:: Exercise requirements ::
Restate all of the entries exactly, dropping any pictures they hold.

:: Data rows ::
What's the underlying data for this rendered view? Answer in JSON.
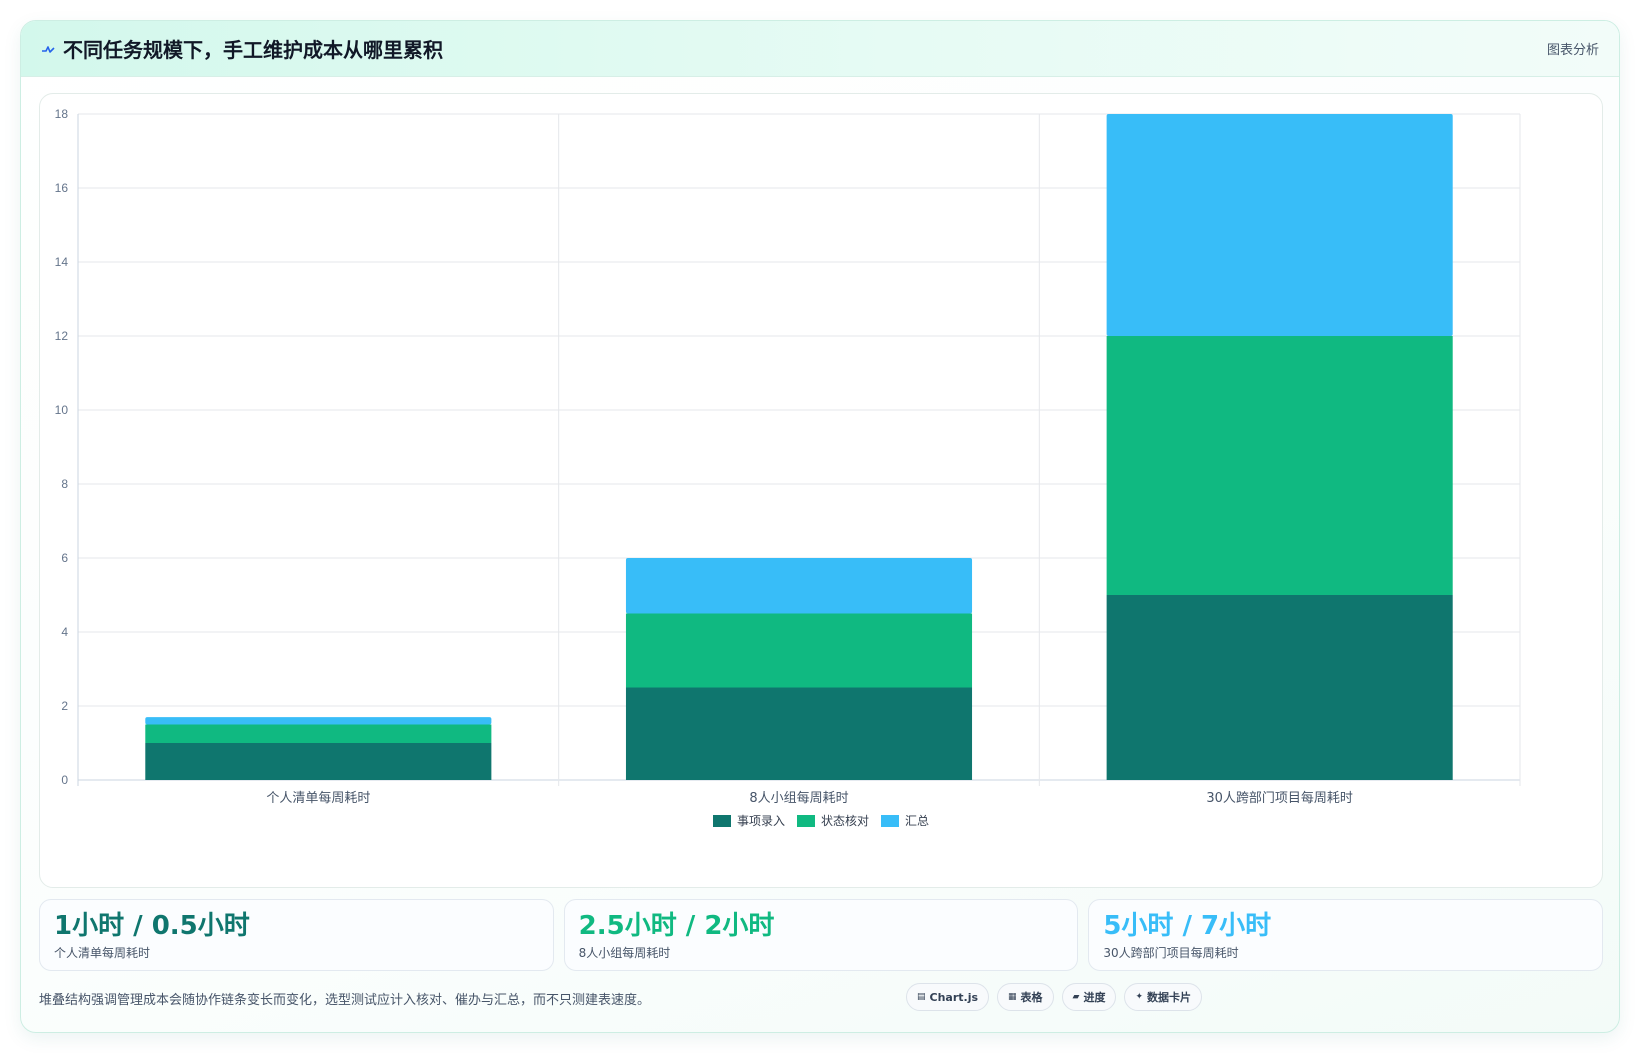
{
  "header": {
    "icon": "pulse-icon",
    "title": "不同任务规模下，手工维护成本从哪里累积",
    "link": "图表分析"
  },
  "colors": {
    "entry": "#0f766e",
    "check": "#10b981",
    "summary": "#38bdf8"
  },
  "chart_data": {
    "type": "bar",
    "stacked": true,
    "categories": [
      "个人清单每周耗时",
      "8人小组每周耗时",
      "30人跨部门项目每周耗时"
    ],
    "series": [
      {
        "name": "事项录入",
        "values": [
          1,
          2.5,
          5
        ],
        "color": "#0f766e"
      },
      {
        "name": "状态核对",
        "values": [
          0.5,
          2,
          7
        ],
        "color": "#10b981"
      },
      {
        "name": "汇总",
        "values": [
          0.2,
          1.5,
          6
        ],
        "color": "#38bdf8"
      }
    ],
    "ylim": [
      0,
      18
    ],
    "yticks": [
      0,
      2,
      4,
      6,
      8,
      10,
      12,
      14,
      16,
      18
    ],
    "grid": true,
    "legend": "bottom"
  },
  "stats": [
    {
      "value": "1小时 / 0.5小时",
      "label": "个人清单每周耗时",
      "color": "#0f766e"
    },
    {
      "value": "2.5小时 / 2小时",
      "label": "8人小组每周耗时",
      "color": "#10b981"
    },
    {
      "value": "5小时 / 7小时",
      "label": "30人跨部门项目每周耗时",
      "color": "#38bdf8"
    }
  ],
  "footer": {
    "note": "堆叠结构强调管理成本会随协作链条变长而变化，选型测试应计入核对、催办与汇总，而不只测建表速度。",
    "chips": [
      {
        "icon": "chart-icon",
        "glyph": "▤",
        "label": "Chart.js"
      },
      {
        "icon": "table-icon",
        "glyph": "▦",
        "label": "表格"
      },
      {
        "icon": "progress-icon",
        "glyph": "▰",
        "label": "进度"
      },
      {
        "icon": "sparkle-icon",
        "glyph": "✦",
        "label": "数据卡片"
      }
    ]
  }
}
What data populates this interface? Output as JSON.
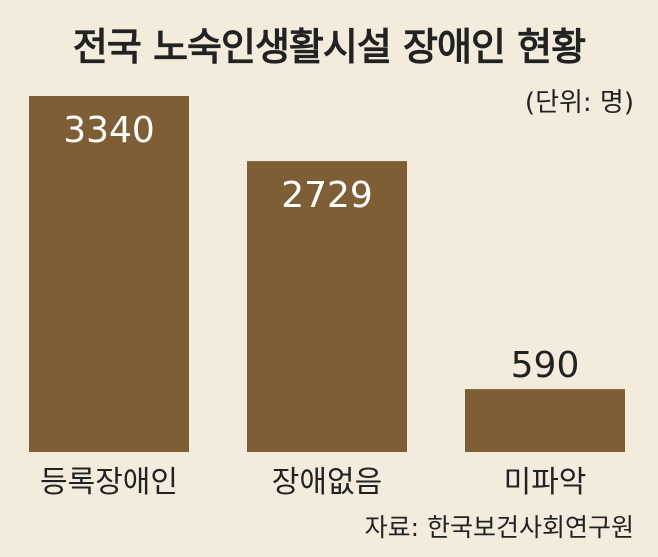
{
  "chart_data": {
    "type": "bar",
    "title": "전국 노숙인생활시설 장애인 현황",
    "unit_label": "(단위: 명)",
    "categories": [
      "등록장애인",
      "장애없음",
      "미파악"
    ],
    "values": [
      3340,
      2729,
      590
    ],
    "ylim": [
      0,
      3340
    ],
    "grid": false,
    "colors": {
      "bar": "#7e5f35",
      "background": "#f3ecdc",
      "label_inside": "#ffffff",
      "label_outside": "#222222"
    },
    "source": "자료: 한국보건사회연구원"
  }
}
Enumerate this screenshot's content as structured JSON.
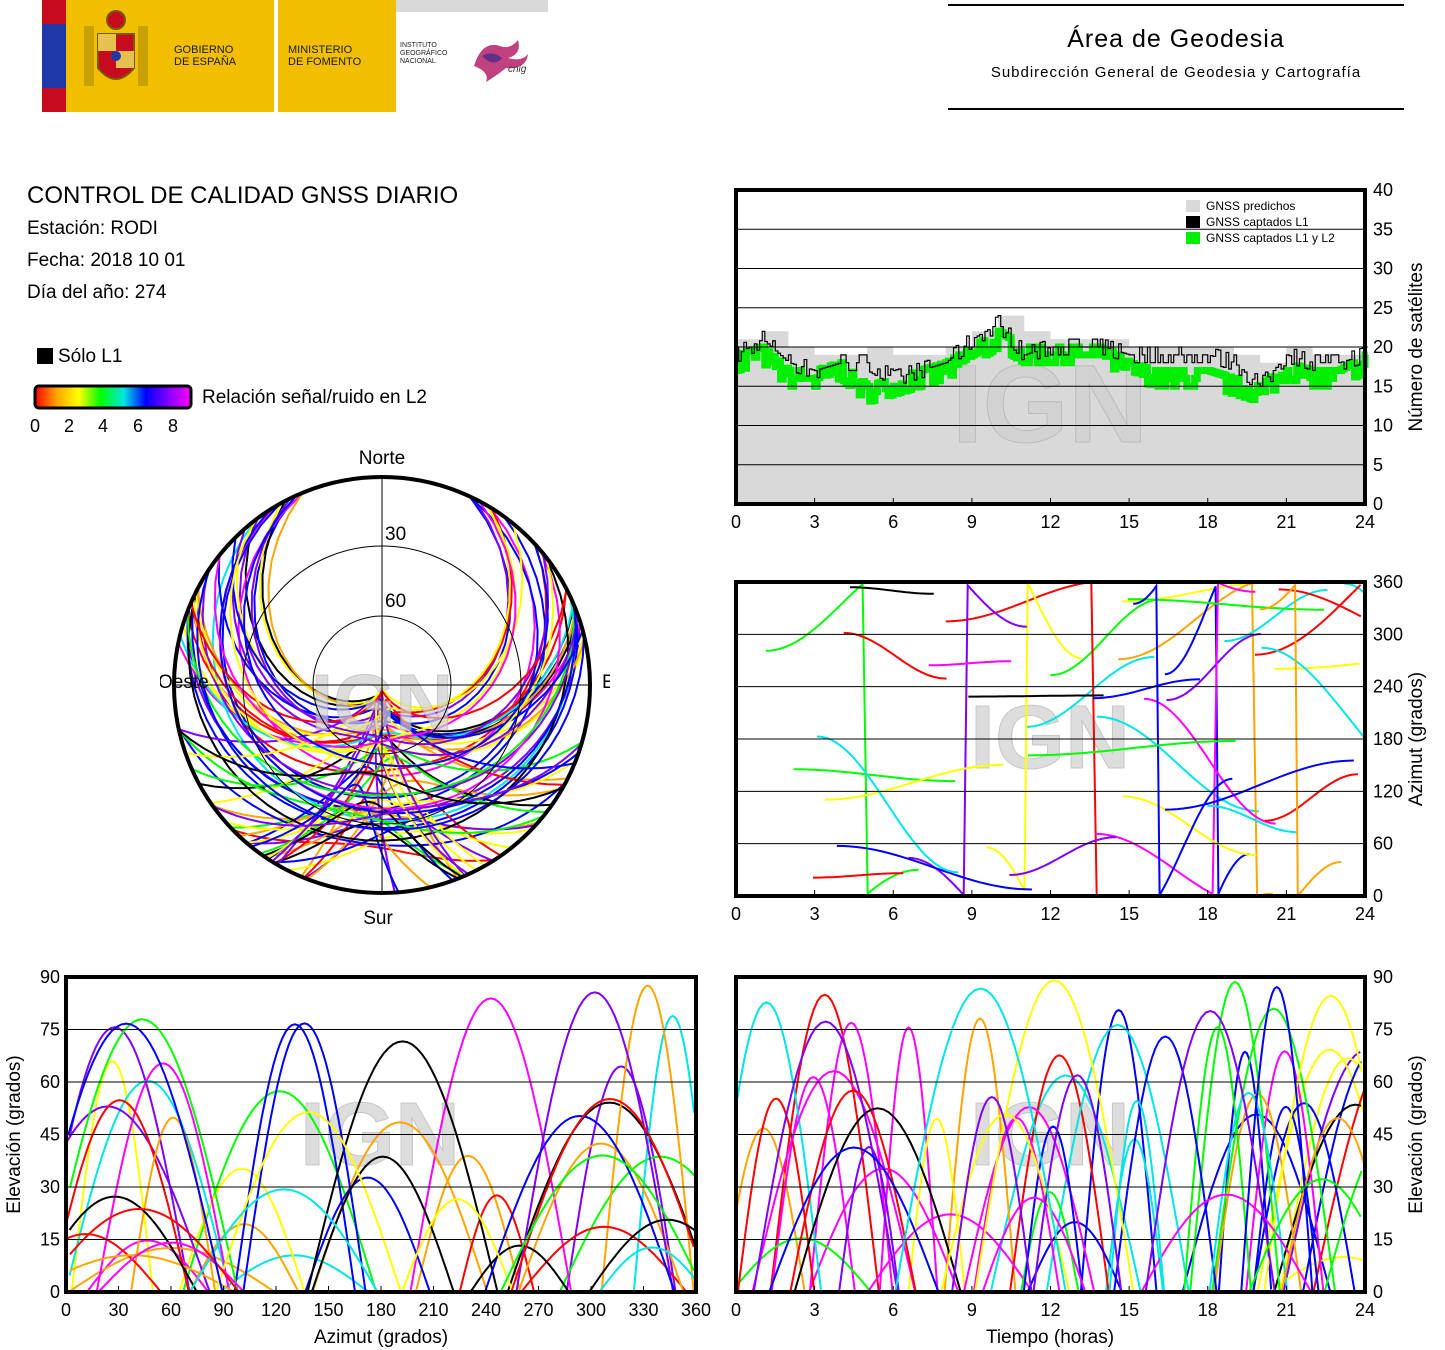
{
  "header": {
    "gov_line1": "GOBIERNO",
    "gov_line2": "DE ESPAÑA",
    "min_line1": "MINISTERIO",
    "min_line2": "DE FOMENTO",
    "ign_line1": "INSTITUTO",
    "ign_line2": "GEOGRÁFICO",
    "ign_line3": "NACIONAL",
    "cnig": "cnig",
    "area_title": "Área de Geodesia",
    "area_subtitle": "Subdirección General de Geodesia y Cartografía"
  },
  "info": {
    "title": "CONTROL DE CALIDAD GNSS DIARIO",
    "station": "Estación: RODI",
    "date": "Fecha: 2018 10 01",
    "doy": "Día del año: 274"
  },
  "legend": {
    "l1_only": "Sólo L1",
    "snr_label": "Relación señal/ruido en L2",
    "snr_ticks": [
      "0",
      "2",
      "4",
      "6",
      "8"
    ]
  },
  "colors": {
    "predicted": "#d9d9d9",
    "captured_l1": "#000000",
    "captured_l1_l2": "#00ee00",
    "snr_scale": [
      "#ff0000",
      "#ffa500",
      "#ffff00",
      "#00ff00",
      "#00e5e5",
      "#0000ff",
      "#7f00ff",
      "#ff00ff"
    ]
  },
  "watermark": "IGN",
  "skyplot": {
    "north": "Norte",
    "south": "Sur",
    "east": "Este",
    "west": "Oeste",
    "ring_labels": [
      "30",
      "60"
    ]
  },
  "chart_data": [
    {
      "type": "line",
      "id": "satellite-count",
      "ylabel": "Número de satélites",
      "xlim": [
        0,
        24
      ],
      "ylim": [
        0,
        40
      ],
      "xticks": [
        "0",
        "3",
        "6",
        "9",
        "12",
        "15",
        "18",
        "21",
        "24"
      ],
      "yticks": [
        "0",
        "5",
        "10",
        "15",
        "20",
        "25",
        "30",
        "35",
        "40"
      ],
      "grid": true,
      "legend_position": "top-right",
      "series": [
        {
          "name": "GNSS predichos",
          "x": [
            0,
            1,
            2,
            3,
            4,
            5,
            6,
            7,
            8,
            9,
            10,
            11,
            12,
            13,
            14,
            15,
            16,
            17,
            18,
            19,
            20,
            21,
            22,
            23,
            24
          ],
          "values": [
            21,
            22,
            20,
            19,
            19,
            20,
            19,
            19,
            20,
            22,
            24,
            22,
            21,
            21,
            21,
            20,
            20,
            20,
            20,
            19,
            18,
            20,
            19,
            19,
            20
          ]
        },
        {
          "name": "GNSS captados L1",
          "x": [
            0,
            1,
            2,
            3,
            4,
            5,
            6,
            7,
            8,
            9,
            10,
            11,
            12,
            13,
            14,
            15,
            16,
            17,
            18,
            19,
            20,
            21,
            22,
            23,
            24
          ],
          "values": [
            19,
            21,
            18,
            17,
            18,
            18,
            16,
            17,
            18,
            21,
            23,
            19,
            20,
            20,
            20,
            19,
            19,
            19,
            19,
            18,
            15,
            19,
            18,
            18,
            19
          ]
        },
        {
          "name": "GNSS captados L1 y L2",
          "x": [
            0,
            1,
            2,
            3,
            4,
            5,
            6,
            7,
            8,
            9,
            10,
            11,
            12,
            13,
            14,
            15,
            16,
            17,
            18,
            19,
            20,
            21,
            22,
            23,
            24
          ],
          "values": [
            18,
            19,
            16,
            16,
            17,
            14,
            15,
            16,
            17,
            19,
            21,
            19,
            19,
            19,
            19,
            17,
            16,
            16,
            16,
            15,
            14,
            17,
            16,
            16,
            18
          ]
        }
      ]
    },
    {
      "type": "scatter",
      "id": "azimuth-vs-time",
      "ylabel": "Azimut (grados)",
      "xlim": [
        0,
        24
      ],
      "ylim": [
        0,
        360
      ],
      "xticks": [
        "0",
        "3",
        "6",
        "9",
        "12",
        "15",
        "18",
        "21",
        "24"
      ],
      "yticks": [
        "0",
        "60",
        "120",
        "180",
        "240",
        "300",
        "360"
      ],
      "grid": true
    },
    {
      "type": "scatter",
      "id": "elevation-vs-azimuth",
      "xlabel": "Azimut (grados)",
      "ylabel": "Elevación (grados)",
      "xlim": [
        0,
        360
      ],
      "ylim": [
        0,
        90
      ],
      "xticks": [
        "0",
        "30",
        "60",
        "90",
        "120",
        "150",
        "180",
        "210",
        "240",
        "270",
        "300",
        "330",
        "360"
      ],
      "yticks": [
        "0",
        "15",
        "30",
        "45",
        "60",
        "75",
        "90"
      ],
      "grid": true
    },
    {
      "type": "scatter",
      "id": "elevation-vs-time",
      "xlabel": "Tiempo (horas)",
      "ylabel": "Elevación (grados)",
      "xlim": [
        0,
        24
      ],
      "ylim": [
        0,
        90
      ],
      "xticks": [
        "0",
        "3",
        "6",
        "9",
        "12",
        "15",
        "18",
        "21",
        "24"
      ],
      "yticks": [
        "0",
        "15",
        "30",
        "45",
        "60",
        "75",
        "90"
      ],
      "grid": true
    }
  ]
}
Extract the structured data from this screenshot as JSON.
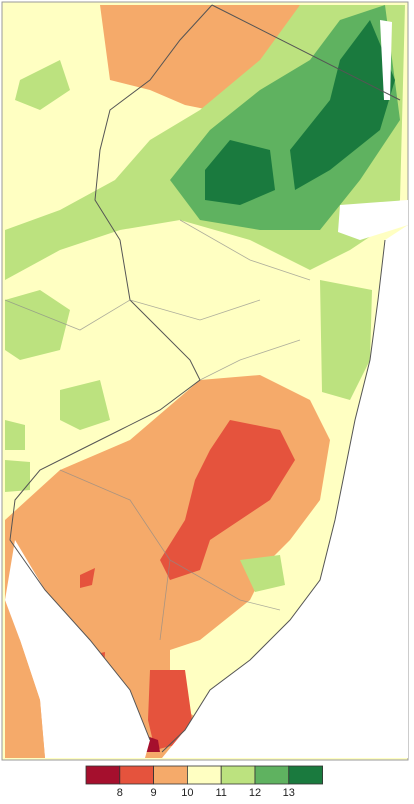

:: Complete answer ::
What's the underlying data for this rendered view? Answer in JSON.
{
  "header": {
    "icon": "pulse-icon",
    "title": "不同任务规模下，手工维护成本从哪里累积",
    "link": "图表分析"
  },
  "colors": {
    "entry": "#0f766e",
    "check": "#10b981",
    "summary": "#38bdf8"
  },
  "chart_data": {
    "type": "bar",
    "stacked": true,
    "categories": [
      "个人清单每周耗时",
      "8人小组每周耗时",
      "30人跨部门项目每周耗时"
    ],
    "series": [
      {
        "name": "事项录入",
        "values": [
          1,
          2.5,
          5
        ],
        "color": "#0f766e"
      },
      {
        "name": "状态核对",
        "values": [
          0.5,
          2,
          7
        ],
        "color": "#10b981"
      },
      {
        "name": "汇总",
        "values": [
          0.2,
          1.5,
          6
        ],
        "color": "#38bdf8"
      }
    ],
    "ylim": [
      0,
      18
    ],
    "yticks": [
      0,
      2,
      4,
      6,
      8,
      10,
      12,
      14,
      16,
      18
    ],
    "grid": true,
    "legend": "bottom"
  },
  "stats": [
    {
      "value": "1小时 / 0.5小时",
      "label": "个人清单每周耗时",
      "color": "#0f766e"
    },
    {
      "value": "2.5小时 / 2小时",
      "label": "8人小组每周耗时",
      "color": "#10b981"
    },
    {
      "value": "5小时 / 7小时",
      "label": "30人跨部门项目每周耗时",
      "color": "#38bdf8"
    }
  ],
  "footer": {
    "note": "堆叠结构强调管理成本会随协作链条变长而变化，选型测试应计入核对、催办与汇总，而不只测建表速度。",
    "chips": [
      {
        "icon": "chart-icon",
        "glyph": "▤",
        "label": "Chart.js"
      },
      {
        "icon": "table-icon",
        "glyph": "▦",
        "label": "表格"
      },
      {
        "icon": "progress-icon",
        "glyph": "▰",
        "label": "进度"
      },
      {
        "icon": "sparkle-icon",
        "glyph": "✦",
        "label": "数据卡片"
      }
    ]
  }
}
What data populates this interface? Output as JSON.
{
  "chart_data": {
    "type": "bar",
    "title": "전국 노숙인생활시설 장애인 현황",
    "unit_label": "(단위: 명)",
    "categories": [
      "등록장애인",
      "장애없음",
      "미파악"
    ],
    "values": [
      3340,
      2729,
      590
    ],
    "ylim": [
      0,
      3340
    ],
    "grid": false,
    "colors": {
      "bar": "#7e5f35",
      "background": "#f3ecdc",
      "label_inside": "#ffffff",
      "label_outside": "#222222"
    },
    "source": "자료: 한국보건사회연구원"
  }
}
Enumerate this screenshot's content as structured JSON.
{
  "header": {
    "gov_line1": "GOBIERNO",
    "gov_line2": "DE ESPAÑA",
    "min_line1": "MINISTERIO",
    "min_line2": "DE FOMENTO",
    "ign_line1": "INSTITUTO",
    "ign_line2": "GEOGRÁFICO",
    "ign_line3": "NACIONAL",
    "cnig": "cnig",
    "area_title": "Área de Geodesia",
    "area_subtitle": "Subdirección General de Geodesia y Cartografía"
  },
  "info": {
    "title": "CONTROL DE CALIDAD GNSS DIARIO",
    "station": "Estación: RODI",
    "date": "Fecha: 2018 10 01",
    "doy": "Día del año: 274"
  },
  "legend": {
    "l1_only": "Sólo L1",
    "snr_label": "Relación señal/ruido en L2",
    "snr_ticks": [
      "0",
      "2",
      "4",
      "6",
      "8"
    ]
  },
  "colors": {
    "predicted": "#d9d9d9",
    "captured_l1": "#000000",
    "captured_l1_l2": "#00ee00",
    "snr_scale": [
      "#ff0000",
      "#ffa500",
      "#ffff00",
      "#00ff00",
      "#00e5e5",
      "#0000ff",
      "#7f00ff",
      "#ff00ff"
    ]
  },
  "watermark": "IGN",
  "skyplot": {
    "north": "Norte",
    "south": "Sur",
    "east": "Este",
    "west": "Oeste",
    "ring_labels": [
      "30",
      "60"
    ]
  },
  "chart_data": [
    {
      "type": "line",
      "id": "satellite-count",
      "ylabel": "Número de satélites",
      "xlim": [
        0,
        24
      ],
      "ylim": [
        0,
        40
      ],
      "xticks": [
        "0",
        "3",
        "6",
        "9",
        "12",
        "15",
        "18",
        "21",
        "24"
      ],
      "yticks": [
        "0",
        "5",
        "10",
        "15",
        "20",
        "25",
        "30",
        "35",
        "40"
      ],
      "grid": true,
      "legend_position": "top-right",
      "series": [
        {
          "name": "GNSS predichos",
          "x": [
            0,
            1,
            2,
            3,
            4,
            5,
            6,
            7,
            8,
            9,
            10,
            11,
            12,
            13,
            14,
            15,
            16,
            17,
            18,
            19,
            20,
            21,
            22,
            23,
            24
          ],
          "values": [
            21,
            22,
            20,
            19,
            19,
            20,
            19,
            19,
            20,
            22,
            24,
            22,
            21,
            21,
            21,
            20,
            20,
            20,
            20,
            19,
            18,
            20,
            19,
            19,
            20
          ]
        },
        {
          "name": "GNSS captados L1",
          "x": [
            0,
            1,
            2,
            3,
            4,
            5,
            6,
            7,
            8,
            9,
            10,
            11,
            12,
            13,
            14,
            15,
            16,
            17,
            18,
            19,
            20,
            21,
            22,
            23,
            24
          ],
          "values": [
            19,
            21,
            18,
            17,
            18,
            18,
            16,
            17,
            18,
            21,
            23,
            19,
            20,
            20,
            20,
            19,
            19,
            19,
            19,
            18,
            15,
            19,
            18,
            18,
            19
          ]
        },
        {
          "name": "GNSS captados L1 y L2",
          "x": [
            0,
            1,
            2,
            3,
            4,
            5,
            6,
            7,
            8,
            9,
            10,
            11,
            12,
            13,
            14,
            15,
            16,
            17,
            18,
            19,
            20,
            21,
            22,
            23,
            24
          ],
          "values": [
            18,
            19,
            16,
            16,
            17,
            14,
            15,
            16,
            17,
            19,
            21,
            19,
            19,
            19,
            19,
            17,
            16,
            16,
            16,
            15,
            14,
            17,
            16,
            16,
            18
          ]
        }
      ]
    },
    {
      "type": "scatter",
      "id": "azimuth-vs-time",
      "ylabel": "Azimut (grados)",
      "xlim": [
        0,
        24
      ],
      "ylim": [
        0,
        360
      ],
      "xticks": [
        "0",
        "3",
        "6",
        "9",
        "12",
        "15",
        "18",
        "21",
        "24"
      ],
      "yticks": [
        "0",
        "60",
        "120",
        "180",
        "240",
        "300",
        "360"
      ],
      "grid": true
    },
    {
      "type": "scatter",
      "id": "elevation-vs-azimuth",
      "xlabel": "Azimut (grados)",
      "ylabel": "Elevación (grados)",
      "xlim": [
        0,
        360
      ],
      "ylim": [
        0,
        90
      ],
      "xticks": [
        "0",
        "30",
        "60",
        "90",
        "120",
        "150",
        "180",
        "210",
        "240",
        "270",
        "300",
        "330",
        "360"
      ],
      "yticks": [
        "0",
        "15",
        "30",
        "45",
        "60",
        "75",
        "90"
      ],
      "grid": true
    },
    {
      "type": "scatter",
      "id": "elevation-vs-time",
      "xlabel": "Tiempo (horas)",
      "ylabel": "Elevación (grados)",
      "xlim": [
        0,
        24
      ],
      "ylim": [
        0,
        90
      ],
      "xticks": [
        "0",
        "3",
        "6",
        "9",
        "12",
        "15",
        "18",
        "21",
        "24"
      ],
      "yticks": [
        "0",
        "15",
        "30",
        "45",
        "60",
        "75",
        "90"
      ],
      "grid": true
    }
  ]
}
Extract the structured data from this screenshot as JSON.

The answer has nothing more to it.